Return the material exactly as supplied, apart from the pictures, which are omitted.
##############################
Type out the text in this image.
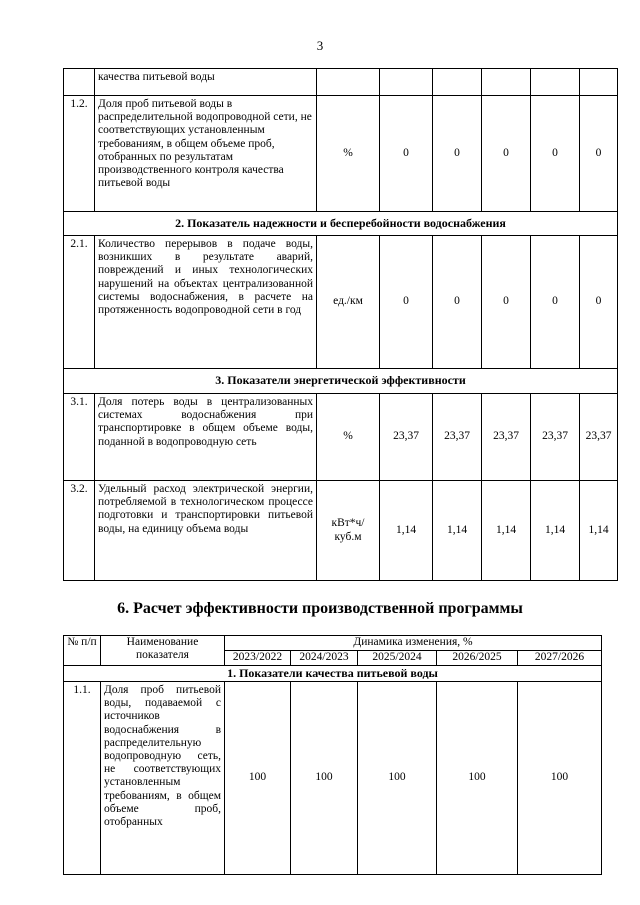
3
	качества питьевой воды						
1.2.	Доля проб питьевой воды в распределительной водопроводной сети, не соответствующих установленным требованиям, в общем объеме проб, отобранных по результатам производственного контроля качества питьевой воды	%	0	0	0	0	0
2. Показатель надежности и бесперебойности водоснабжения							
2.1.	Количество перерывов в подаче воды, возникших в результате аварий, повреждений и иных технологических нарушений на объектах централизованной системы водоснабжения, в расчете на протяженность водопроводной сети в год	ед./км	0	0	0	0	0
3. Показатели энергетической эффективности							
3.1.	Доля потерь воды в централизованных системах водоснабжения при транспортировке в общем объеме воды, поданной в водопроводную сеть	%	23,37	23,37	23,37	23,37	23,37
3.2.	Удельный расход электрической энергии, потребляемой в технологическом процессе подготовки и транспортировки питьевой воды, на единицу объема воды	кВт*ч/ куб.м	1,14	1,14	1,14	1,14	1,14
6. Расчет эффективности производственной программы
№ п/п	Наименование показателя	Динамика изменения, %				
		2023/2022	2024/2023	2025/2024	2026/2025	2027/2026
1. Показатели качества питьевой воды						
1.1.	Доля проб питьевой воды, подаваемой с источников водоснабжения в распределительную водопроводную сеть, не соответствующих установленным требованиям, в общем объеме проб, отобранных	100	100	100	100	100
##############################
> [Reply to the exercise]:
Type out the text in this image.
3
	качества питьевой воды						
1.2.	Доля проб питьевой воды в распределительной водопроводной сети, не соответствующих установленным требованиям, в общем объеме проб, отобранных по результатам производственного контроля качества питьевой воды	%	0	0	0	0	0
2. Показатель надежности и бесперебойности водоснабжения							
2.1.	Количество перерывов в подаче воды, возникших в результате аварий, повреждений и иных технологических нарушений на объектах централизованной системы водоснабжения, в расчете на протяженность водопроводной сети в год	ед./км	0	0	0	0	0
3. Показатели энергетической эффективности							
3.1.	Доля потерь воды в централизованных системах водоснабжения при транспортировке в общем объеме воды, поданной в водопроводную сеть	%	23,37	23,37	23,37	23,37	23,37
3.2.	Удельный расход электрической энергии, потребляемой в технологическом процессе подготовки и транспортировки питьевой воды, на единицу объема воды	кВт*ч/ куб.м	1,14	1,14	1,14	1,14	1,14
6. Расчет эффективности производственной программы
№ п/п	Наименование показателя	Динамика изменения, %				
		2023/2022	2024/2023	2025/2024	2026/2025	2027/2026
1. Показатели качества питьевой воды						
1.1.	Доля проб питьевой воды, подаваемой с источников водоснабжения в распределительную водопроводную сеть, не соответствующих установленным требованиям, в общем объеме проб, отобранных	100	100	100	100	100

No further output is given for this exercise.